• TASKS FOR THIS EXERCISE:
a) In the grinding wheel text, what trademark does the assignee use to sell its grinding wheels?
b) Please duplicate the stretch of the grinding wheel text from "The above objective" through "surface, or both.".

• SOURCE TEXT:

In U.S. Patent Specification No.

3,860,400, there is disclosed a grinding wheel including a backing material into which is embedded a metallic sheet so that portions of the metallic sheet are exposed, with abrasive particles bonded to the exposed portions of the metallic sheet to form or provide a grinding surface. While this patent teaches a method of providing a grinding surface on a grinding wheel, it does not disclose or teach how a peripheral grinding edge can be provided on a grinding wheel.

In the past, and presently, numerous grinding wheels have been manufactured and sold by the assignee of the present invention, under the trademark DYCLAD. These prior DYCLAD grinding wheels have had a grinding surface on the face of the wheel, or on the periphery of the wheel. However, none of these grinding wheels have both a face grinding surface and a peripheral grinding surface on the same grinding wheel. Furthermore, neither the face grinding surface nor the peripheral grinding surface extended around the corner of the peripheral edge of the grinding wheel so as to provide a peripheral grinding edge, i.e. a grinding edge disposed or partially disposed on both the peripheral surface and the face of the grinding wheel. The grinding wheels therefore do not permit a user to effectively "grind around the edge".

Grinding wheels fabricated in this fashion are far superior to other types of grinding wheels, particularly the older type of grinding wheels which were simply fabricated by bonding together abrasive materials. This type of grinding wheel, since it was simply fabricated of an abrasive material, had a peripheral grinding edge. The grinding wheels, however, and particularly the peripheral grinding edge, have a relatively short useful life in comparison to grinding wheels fabricated in accordance with the above-mentioned U.S. Patent 3,860,400 or the DYCLAD grinding wheels, and the peripheral grinding edge contantly required redressing to square the grinding edge. While these grinding wheels are far less acceptable than the newer ones, they do have this feature that many users desire and, for sometime, have sought on the newer grinding wheels.

Many attempts have been made to provide a peripheral grinding edge on these newer grinding wheels, however, none have been successful. In fact, until the advent of the present invention, it was generally considered by many to be impossible, or at least impractical from a standpoint of manufacturing an inexpensive grinding wheel, to provide such a peripheral grinding edge on these newer grinding wheels.

Accordingly, it is an object of the present invention to provide an improved grinding wheel having intersecting grinding surfaces forming a corner about the peripheral edge thereof so as to provide thereon a peripheral grinding edge, with the grinding surfaces being formed by metallic disks and rings embedded in the backing material with portions thereof exposed and having abrasive particles bonded thereto.

The above objective is accomplished by the grinding wheel of the present invention which includes a flat disk of perforated metal and a cylindrical ring of perforated metal, both of which are integrally molded with a backing material and subsequently machined to expose the perforated metal. The flat disk and the cylindrical ring are proportioned and molded into the backing material such as to form intersecting surfaces forming a corner around the edge and about the periphery of the grinding wheel. Abrasive materials then are bonded to the exposed perforated metal including the intersecting edge so as to provide a grinding wheel having a peripheral grinding edge, as well as a face grinding surface, a peripheral grinding surface, or both.

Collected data
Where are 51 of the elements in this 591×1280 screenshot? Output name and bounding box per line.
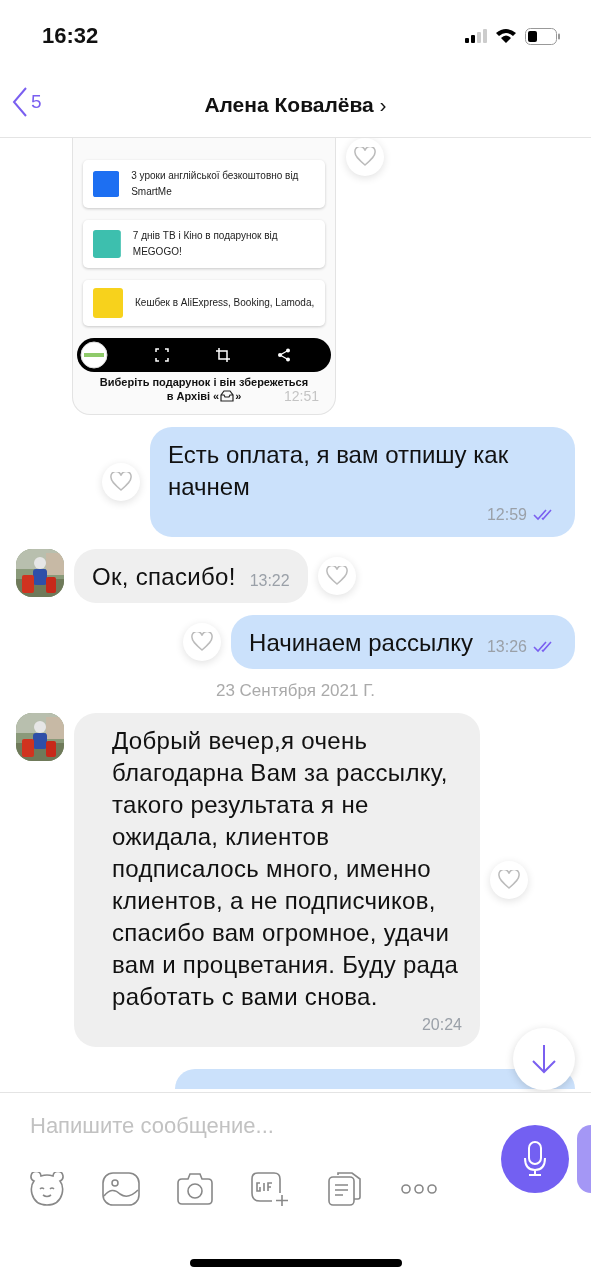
offer-text: Кешбек в AliExpress, Booking, Lamoda, — [135, 296, 315, 310]
camera-icon[interactable] — [176, 1172, 214, 1206]
message-time: 13:26 — [486, 637, 527, 657]
contact-name[interactable]: Алена Ковалёва › — [204, 92, 387, 117]
screenshot-caption: Виберіть подарунок і він збережеться — [98, 376, 310, 388]
gallery-icon[interactable] — [102, 1172, 140, 1206]
back-button[interactable]: 5 — [12, 86, 42, 118]
message-text: Начинаем рассылку — [249, 628, 473, 658]
back-icon — [12, 86, 28, 118]
thumbnail-icon — [80, 341, 108, 369]
message-bubble[interactable]: Начинаем рассылку 13:26 — [231, 615, 575, 669]
crop-icon — [216, 348, 230, 362]
message-time: 20:24 — [421, 1015, 462, 1035]
scan-icon — [155, 348, 169, 362]
like-button[interactable] — [317, 557, 356, 595]
microphone-icon — [523, 1141, 547, 1177]
offer-text: 7 днів ТВ і Кіно в подарунок від MEGOGO! — [132, 229, 279, 259]
message-text: Есть оплата, я вам отпишу как начнем — [168, 440, 510, 502]
status-time: 16:32 — [42, 23, 99, 49]
like-button[interactable] — [183, 623, 222, 661]
offer-text: 3 уроки англійської безкоштовно від SmartMe — [131, 169, 300, 199]
date-separator: 23 Сентября 2021 Г. — [214, 681, 377, 701]
gif-icon[interactable] — [250, 1171, 290, 1207]
like-button[interactable] — [102, 463, 140, 501]
message-text: Ок, спасибо! — [92, 562, 236, 592]
sticker-icon[interactable] — [28, 1172, 66, 1206]
heart-icon — [191, 632, 214, 652]
arrow-down-icon — [531, 1044, 557, 1074]
scroll-down-button[interactable] — [513, 1028, 575, 1090]
more-icon[interactable] — [400, 1183, 438, 1195]
screenshot-caption: в Архіві « — [166, 390, 220, 402]
extra-button[interactable] — [577, 1125, 591, 1193]
message-input[interactable]: Напишите сообщение... — [30, 1111, 493, 1141]
heart-icon — [498, 870, 520, 890]
message-bubble[interactable]: Ок, спасибо! 13:22 — [74, 549, 308, 603]
heart-icon — [110, 472, 132, 492]
heart-icon — [325, 566, 348, 586]
share-icon — [277, 348, 291, 362]
inbox-icon — [220, 390, 235, 402]
signal-icon — [465, 29, 487, 43]
like-button[interactable] — [490, 861, 528, 899]
wifi-icon — [495, 28, 517, 44]
documents-icon[interactable] — [326, 1171, 364, 1207]
message-bubble[interactable]: Есть оплата, я вам отпишу как начнем 12:59 — [150, 427, 575, 537]
like-button[interactable] — [346, 138, 384, 176]
screenshot-caption: » — [235, 390, 242, 402]
battery-icon — [525, 27, 561, 45]
heart-icon — [354, 147, 376, 167]
message-time: 13:22 — [249, 571, 290, 591]
message-text: Добрый вечер,я очень благодарна Вам за рассылку, такого результата я не ожидала, клиентов подписалось много, именно клиентов, а не подписчиков, спасибо вам огромное, удачи вам и процветания. Буду рада работать с вами снова. — [112, 726, 460, 1012]
message-time: 12:59 — [486, 505, 527, 525]
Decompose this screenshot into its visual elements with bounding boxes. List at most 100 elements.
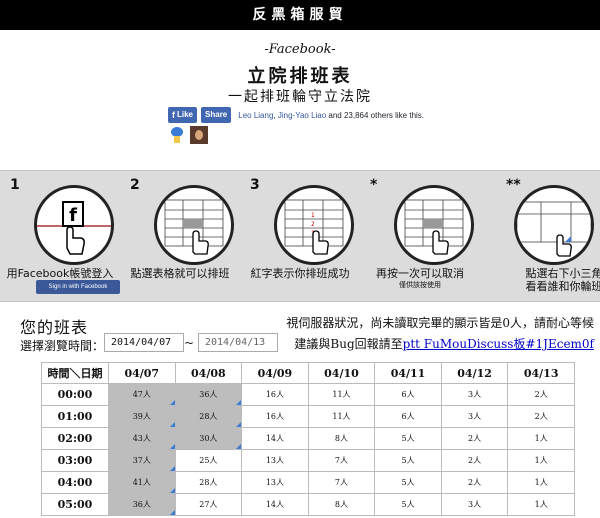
table-row: 05:00 36人 27人 14人 8人 5人 3人 1人 — [41, 493, 575, 516]
shift-cell[interactable]: 3人 — [440, 493, 509, 516]
friend-link-2[interactable]: Jing-Yao Liao — [278, 111, 326, 120]
shift-cell[interactable]: 1人 — [507, 471, 575, 494]
avatar[interactable] — [190, 126, 208, 144]
shift-cell[interactable]: 2人 — [507, 383, 575, 406]
avatar[interactable] — [168, 126, 186, 144]
table-row: 04:00 41人 28人 13人 7人 5人 2人 1人 — [41, 471, 575, 494]
shift-cell[interactable]: 5人 — [374, 471, 442, 494]
step-1: 1 f 用Facebook帳號登入 Sign in with Facebook — [0, 171, 120, 301]
shift-cell[interactable]: 2人 — [440, 427, 509, 450]
shift-cell[interactable]: 28人 — [174, 471, 243, 494]
step-caption: 點選右下小三角 — [525, 267, 600, 280]
grid-click-illustration — [154, 185, 234, 265]
friend-avatars — [168, 126, 208, 144]
facebook-signin-button[interactable]: Sign in with Facebook — [36, 280, 120, 294]
schedule-heading: 您的班表 — [20, 318, 89, 337]
shift-cell[interactable]: 16人 — [241, 383, 309, 406]
facebook-f-icon: f — [172, 110, 175, 120]
shift-cell[interactable]: 2人 — [440, 471, 509, 494]
svg-text:f: f — [69, 205, 77, 226]
shift-cell[interactable]: 14人 — [241, 427, 309, 450]
step-number: 3 — [250, 177, 260, 193]
shift-cell[interactable]: 5人 — [374, 493, 442, 516]
shift-cell[interactable]: 5人 — [374, 449, 442, 472]
shift-cell[interactable]: 3人 — [440, 405, 509, 428]
bug-report-text: 建議與Bug回報請至 — [294, 337, 403, 351]
shift-cell[interactable]: 7人 — [307, 449, 376, 472]
cancel-illustration — [394, 185, 474, 265]
date-from-input[interactable]: 2014/04/07 — [104, 333, 184, 352]
shift-cell[interactable]: 30人 — [174, 427, 243, 450]
facebook-like-bar: f Like Share Leo Liang, Jing-Yao Liao an… — [168, 106, 424, 124]
table-header-row: 時間＼日期 04/07 04/08 04/09 04/10 04/11 04/1… — [41, 362, 575, 384]
red-text-illustration: 121 — [274, 185, 354, 265]
shift-cell[interactable]: 1人 — [507, 493, 575, 516]
step-triangle: ** 點選右下小三角 看看誰和你輪班 — [480, 171, 600, 301]
shift-cell[interactable]: 1人 — [507, 427, 575, 450]
facebook-login-illustration: f — [34, 185, 114, 265]
date-header: 04/12 — [440, 362, 509, 384]
grid-triangle-icon — [517, 201, 591, 257]
shift-cell[interactable]: 11人 — [307, 383, 376, 406]
shift-cell[interactable]: 13人 — [241, 449, 309, 472]
grid-cancel-icon — [404, 199, 464, 255]
shift-cell[interactable]: 43人 — [108, 427, 176, 450]
shift-cell[interactable]: 6人 — [374, 405, 442, 428]
shift-cell[interactable]: 36人 — [108, 493, 176, 516]
like-summary: Leo Liang, Jing-Yao Liao and 23,864 othe… — [238, 110, 425, 120]
time-cell: 02:00 — [41, 427, 109, 450]
shift-cell[interactable]: 11人 — [307, 405, 376, 428]
shift-cell[interactable]: 39人 — [108, 405, 176, 428]
shift-cell[interactable]: 3人 — [440, 383, 509, 406]
shift-cell[interactable]: 14人 — [241, 493, 309, 516]
time-cell: 03:00 — [41, 449, 109, 472]
shift-cell[interactable]: 16人 — [241, 405, 309, 428]
date-range-label: 選擇瀏覽時間： — [20, 339, 105, 353]
step-caption: 再按一次可以取消 — [376, 267, 464, 280]
like-count-text: and 23,864 others like this. — [326, 110, 425, 120]
shift-cell[interactable]: 6人 — [374, 383, 442, 406]
time-cell: 05:00 — [41, 493, 109, 516]
svg-text:2: 2 — [311, 221, 315, 228]
svg-text:1: 1 — [311, 212, 315, 219]
shift-cell[interactable]: 8人 — [307, 427, 376, 450]
table-row: 01:00 39人 28人 16人 11人 6人 3人 2人 — [41, 405, 575, 428]
time-cell: 00:00 — [41, 383, 109, 406]
triangle-illustration — [514, 185, 594, 265]
shift-cell[interactable]: 25人 — [174, 449, 243, 472]
shift-cell[interactable]: 2人 — [507, 405, 575, 428]
schedule-table: 時間＼日期 04/07 04/08 04/09 04/10 04/11 04/1… — [41, 362, 575, 516]
shift-cell[interactable]: 5人 — [374, 427, 442, 450]
page-title: 立院排班表 — [247, 66, 353, 87]
corner-header: 時間＼日期 — [41, 362, 109, 384]
shift-cell[interactable]: 36人 — [174, 383, 243, 406]
step-cancel: * 再按一次可以取消 僅供該按使用 — [360, 171, 480, 301]
shift-cell[interactable]: 27人 — [174, 493, 243, 516]
step-number: 2 — [130, 177, 140, 193]
shift-cell[interactable]: 2人 — [440, 449, 509, 472]
shift-cell[interactable]: 8人 — [307, 493, 376, 516]
date-to-input[interactable]: 2014/04/13 — [198, 333, 278, 352]
date-header: 04/10 — [307, 362, 376, 384]
shift-cell[interactable]: 28人 — [174, 405, 243, 428]
step-number: 1 — [10, 177, 20, 193]
instructions-strip: 1 f 用Facebook帳號登入 Sign in with Facebook … — [0, 170, 600, 302]
step-caption-2: 看看誰和你輪班 — [525, 280, 600, 293]
date-header: 04/09 — [241, 362, 309, 384]
shift-cell[interactable]: 37人 — [108, 449, 176, 472]
shift-cell[interactable]: 47人 — [108, 383, 176, 406]
shift-cell[interactable]: 41人 — [108, 471, 176, 494]
step-caption: 紅字表示你排班成功 — [250, 267, 350, 280]
share-button[interactable]: Share — [201, 107, 232, 123]
friend-link-1[interactable]: Leo Liang — [238, 111, 273, 120]
like-button[interactable]: f Like — [168, 107, 198, 123]
shift-cell[interactable]: 13人 — [241, 471, 309, 494]
page-subtitle: 一起排班輪守立法院 — [228, 89, 372, 105]
bug-report-link[interactable]: ptt FuMouDiscuss板#1JEcem0f — [403, 337, 594, 351]
shift-cell[interactable]: 1人 — [507, 449, 575, 472]
shift-cell[interactable]: 7人 — [307, 471, 376, 494]
time-cell: 04:00 — [41, 471, 109, 494]
step-2: 2 點選表格就可以排班 — [120, 171, 240, 301]
date-header: 04/08 — [174, 362, 243, 384]
step-number: * — [370, 177, 378, 193]
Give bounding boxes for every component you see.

• FULL ANSWERS:
a) DYCLAD

b)
The above objective is accomplished by the grinding wheel of the present invention which includes a flat disk of perforated metal and a cylindrical ring of perforated metal, both of which are integrally molded with a backing material and subsequently machined to expose the perforated metal. The flat disk and the cylindrical ring are proportioned and molded into the backing material such as to form intersecting surfaces forming a corner around the edge and about the periphery of the grinding wheel. Abrasive materials then are bonded to the exposed perforated metal including the intersecting edge so as to provide a grinding wheel having a peripheral grinding edge, as well as a face grinding surface, a peripheral grinding surface, or both.